7. NON-ASSIGNMENT. This Agreement and all of Mr. Baughman's rights
--------------
and obligations hereunder are personal to Mr. Baughman and shall not be
assignable; provided, however, that upon his death all of Mr. Baughman's rights
-------- -------
to cash payments under this Agreement shall inure to the benefit of his widow,
personal representatives, designees or other legal representatives, as the case
may be. Any person, firm or corporation succeeding to the business of the
Company by merger, purchase, consolidation or otherwise shall assume by contract
or operation of law the obligations of the Company hereunder, provided, however,
-------- -------
that the Company shall, notwithstanding such assumption, remain liable and
responsible for the fulfillment of its obligations under this Agreement.
8. ARBITRATION.
-----------
a. Subject to Sections 5.c. and 6.i. hereof, the Company and Mr.

## Recorded information
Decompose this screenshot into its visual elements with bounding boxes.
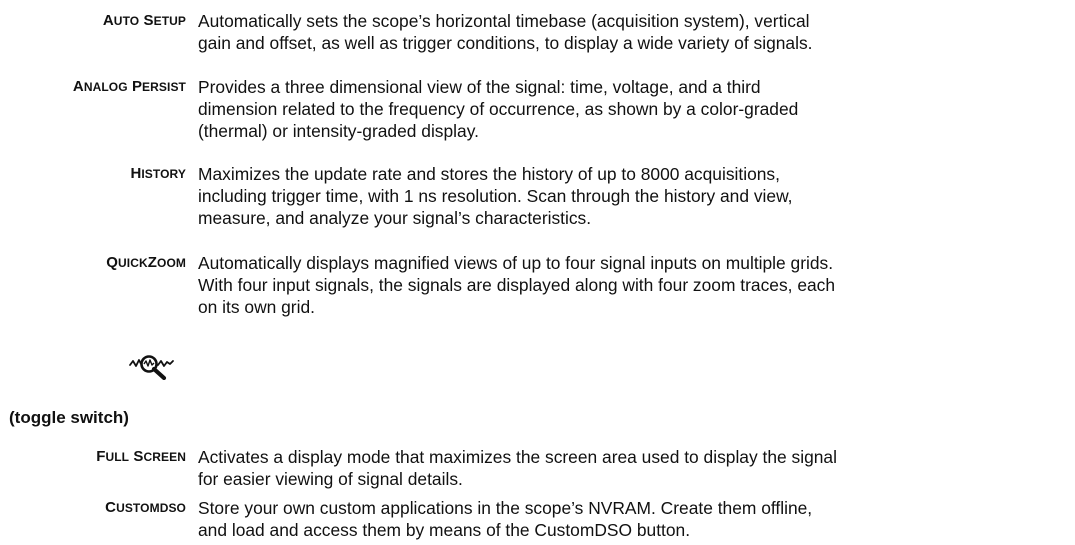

## Goal 1
Under the non-assignment clause, to whom do Mr. Baughman's rights to cash payments inure upon his death?
## Goal 2
Rewrite the stretch of the non-assignment clause from "7. NON-ASSIGNMENT. This" through "under this Agreement.", changing "widow" to "surviving spouse".

## Final result 1
His widow, personal representatives, designees or other legal representatives, as the case may be.

## Final result 2
7. NON-ASSIGNMENT. This Agreement and all of Mr. Baughman's rights
--------------
and obligations hereunder are personal to Mr. Baughman and shall not be
assignable; provided, however, that upon his death all of Mr. Baughman's rights
-------- -------
to cash payments under this Agreement shall inure to the benefit of his surviving spouse,
personal representatives, designees or other legal representatives, as the case
may be. Any person, firm or corporation succeeding to the business of the
Company by merger, purchase, consolidation or otherwise shall assume by contract
or operation of law the obligations of the Company hereunder, provided, however,
-------- -------
that the Company shall, notwithstanding such assumption, remain liable and
responsible for the fulfillment of its obligations under this Agreement.